* Texto presentado
════════════════════

HUMANOS EN JAULAS
DANIEL BERNABÉ
En el año
2006 se estrenó Hijos de los hombres, una película de Alfonso Cuarón basada en
la novela de la escritora P.D. James. Del desarrollo del argumento tiraba una
hipótesis distópica: la especie humana era incapaz de reproducirse. Apenas se
nos daban pistas sobre el desencadenante de nuestra extinción, sí de las
consecuencias de la catástrofe. Sin horizonte, la sociedad se había desmoronado
y solo quedaba la orgullosa Gran Bretaña como faro de la civilización, eso sí,
en su peor forma.
La
acción, situada a mitad de la década de los años veinte del presente siglo, nos
mostraba un país fascista a través de los ojos de un funcionario cualquiera,
interpretado por Clive Owen, que acaba envuelto en una trama subversiva por su
pasado activista. Quizá lo peor del derrumbe que aparece en pantalla no son las
realistas escenas bélicas del final de la historia –con un plano secuencia
magistral–, sino la sociedad mostrada al principio de la trama donde se
adivinan dos clases de personas, las que aún conservan la ciudadanía británica
y las que no.

════════════════════

* Datos mostrados
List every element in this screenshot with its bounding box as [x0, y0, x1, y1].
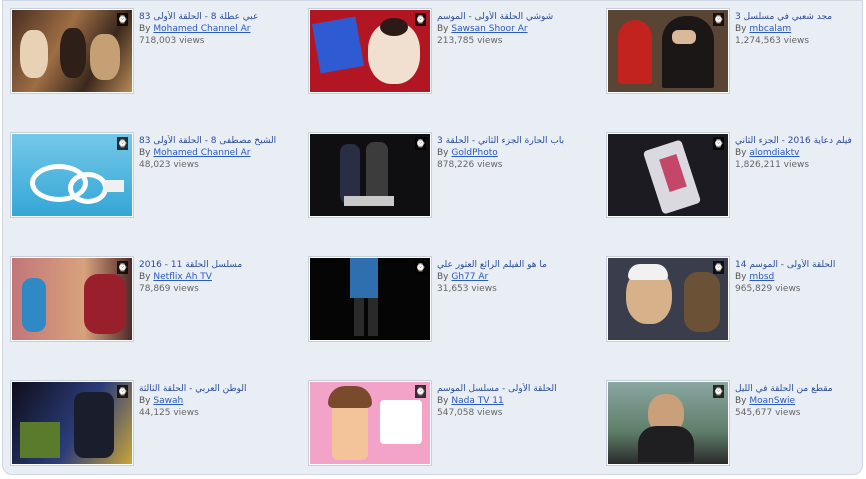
video-thumbnail[interactable]: ⌚	[11, 257, 133, 341]
channel-link[interactable]: Sawah	[153, 396, 183, 406]
video-thumbnail[interactable]: ⌚	[309, 381, 431, 465]
video-item[interactable]: ⌚ ما هو الفيلم الرائع العثور علي By Gh77…	[309, 257, 607, 341]
video-channel-line: By Netflix Ah TV	[139, 272, 212, 282]
video-item[interactable]: ⌚ عبي عطلة 8 - الحلقة الأولى 83 By Moham…	[11, 9, 309, 93]
video-item[interactable]: ⌚ مجد شعبي في مسلسل 3 By mbcalam 1,274,5…	[607, 9, 857, 93]
video-grid: ⌚ عبي عطلة 8 - الحلقة الأولى 83 By Moham…	[11, 9, 857, 465]
video-item[interactable]: ⌚ الشيخ مصطفى 8 - الحلقة الأولى 83 By Mo…	[11, 133, 309, 217]
video-title[interactable]: باب الحارة الجزء الثاني - الحلقة 3	[437, 135, 597, 147]
video-thumbnail[interactable]: ⌚	[11, 133, 133, 217]
watch-later-icon[interactable]: ⌚	[117, 137, 128, 150]
view-count: 213,785 views	[437, 36, 503, 46]
watch-later-icon[interactable]: ⌚	[713, 385, 724, 398]
watch-later-icon[interactable]: ⌚	[415, 261, 426, 274]
video-title[interactable]: مقطع من الحلقة في الليل	[735, 383, 857, 395]
video-item[interactable]: ⌚ الوطن العربي - الحلقة الثالثة By Sawah…	[11, 381, 309, 465]
watch-later-icon[interactable]: ⌚	[117, 385, 128, 398]
video-thumbnail[interactable]: ⌚	[309, 133, 431, 217]
channel-link[interactable]: Mohamed Channel Ar	[153, 24, 250, 34]
video-results-panel: ⌚ عبي عطلة 8 - الحلقة الأولى 83 By Moham…	[2, 0, 863, 475]
video-title[interactable]: الوطن العربي - الحلقة الثالثة	[139, 383, 299, 395]
video-item[interactable]: ⌚ الحلقة الأولى - الموسم 14 By mbsd 965,…	[607, 257, 857, 341]
video-item[interactable]: ⌚ مسلسل الحلقة 11 - 2016 By Netflix Ah T…	[11, 257, 309, 341]
channel-link[interactable]: Netflix Ah TV	[153, 272, 212, 282]
view-count: 1,274,563 views	[735, 36, 810, 46]
watch-later-icon[interactable]: ⌚	[713, 261, 724, 274]
video-title[interactable]: الشيخ مصطفى 8 - الحلقة الأولى 83	[139, 135, 299, 147]
video-channel-line: By Gh77 Ar	[437, 272, 489, 282]
video-item[interactable]: ⌚ فيلم دعاية 2016 - الجزء الثاني By alom…	[607, 133, 857, 217]
video-title[interactable]: مجد شعبي في مسلسل 3	[735, 11, 857, 23]
video-title[interactable]: فيلم دعاية 2016 - الجزء الثاني	[735, 135, 857, 147]
video-title[interactable]: عبي عطلة 8 - الحلقة الأولى 83	[139, 11, 299, 23]
view-count: 718,003 views	[139, 36, 205, 46]
view-count: 31,653 views	[437, 284, 497, 294]
channel-link[interactable]: alomdiaktv	[749, 148, 799, 158]
channel-link[interactable]: Sawsan Shoor Ar	[451, 24, 527, 34]
view-count: 878,226 views	[437, 160, 503, 170]
video-channel-line: By mbcalam	[735, 24, 792, 34]
video-channel-line: By Nada TV 11	[437, 396, 504, 406]
view-count: 545,677 views	[735, 408, 801, 418]
video-thumbnail[interactable]: ⌚	[11, 9, 133, 93]
video-channel-line: By MoanSwie	[735, 396, 795, 406]
view-count: 78,869 views	[139, 284, 199, 294]
watch-later-icon[interactable]: ⌚	[713, 137, 724, 150]
watch-later-icon[interactable]: ⌚	[117, 261, 128, 274]
video-thumbnail[interactable]: ⌚	[309, 257, 431, 341]
view-count: 547,058 views	[437, 408, 503, 418]
channel-link[interactable]: GoldPhoto	[451, 148, 497, 158]
video-thumbnail[interactable]: ⌚	[607, 381, 729, 465]
view-count: 1,826,211 views	[735, 160, 810, 170]
video-item[interactable]: ⌚ باب الحارة الجزء الثاني - الحلقة 3 By …	[309, 133, 607, 217]
video-channel-line: By Sawah	[139, 396, 184, 406]
channel-link[interactable]: mbsd	[749, 272, 774, 282]
video-thumbnail[interactable]: ⌚	[607, 257, 729, 341]
video-channel-line: By GoldPhoto	[437, 148, 498, 158]
video-channel-line: By Mohamed Channel Ar	[139, 148, 251, 158]
video-channel-line: By Mohamed Channel Ar	[139, 24, 251, 34]
video-title[interactable]: مسلسل الحلقة 11 - 2016	[139, 259, 299, 271]
video-item[interactable]: ⌚ شوشي الحلقة الأولى - الموسم By Sawsan …	[309, 9, 607, 93]
channel-link[interactable]: Nada TV 11	[451, 396, 503, 406]
watch-later-icon[interactable]: ⌚	[415, 13, 426, 26]
watch-later-icon[interactable]: ⌚	[117, 13, 128, 26]
video-title[interactable]: الحلقة الأولى - الموسم 14	[735, 259, 857, 271]
watch-later-icon[interactable]: ⌚	[415, 385, 426, 398]
video-thumbnail[interactable]: ⌚	[11, 381, 133, 465]
video-thumbnail[interactable]: ⌚	[309, 9, 431, 93]
watch-later-icon[interactable]: ⌚	[713, 13, 724, 26]
video-item[interactable]: ⌚ مقطع من الحلقة في الليل By MoanSwie 54…	[607, 381, 857, 465]
video-channel-line: By mbsd	[735, 272, 775, 282]
video-title[interactable]: الحلقة الأولى - مسلسل الموسم	[437, 383, 597, 395]
video-item[interactable]: ⌚ الحلقة الأولى - مسلسل الموسم By Nada T…	[309, 381, 607, 465]
video-title[interactable]: ما هو الفيلم الرائع العثور علي	[437, 259, 597, 271]
video-channel-line: By Sawsan Shoor Ar	[437, 24, 528, 34]
channel-link[interactable]: mbcalam	[749, 24, 791, 34]
video-channel-line: By alomdiaktv	[735, 148, 800, 158]
video-thumbnail[interactable]: ⌚	[607, 9, 729, 93]
channel-link[interactable]: Gh77 Ar	[451, 272, 488, 282]
channel-link[interactable]: MoanSwie	[749, 396, 795, 406]
video-title[interactable]: شوشي الحلقة الأولى - الموسم	[437, 11, 597, 23]
view-count: 44,125 views	[139, 408, 199, 418]
view-count: 48,023 views	[139, 160, 199, 170]
view-count: 965,829 views	[735, 284, 801, 294]
channel-link[interactable]: Mohamed Channel Ar	[153, 148, 250, 158]
watch-later-icon[interactable]: ⌚	[415, 137, 426, 150]
video-thumbnail[interactable]: ⌚	[607, 133, 729, 217]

════════════════════

* Problema planteado
Según el texto presentado, ¿qué actor interpreta al funcionario a través de cuyos ojos se muestra el país fascista en Hijos de los hombres?

* Resultado obtenido
Clive Owen.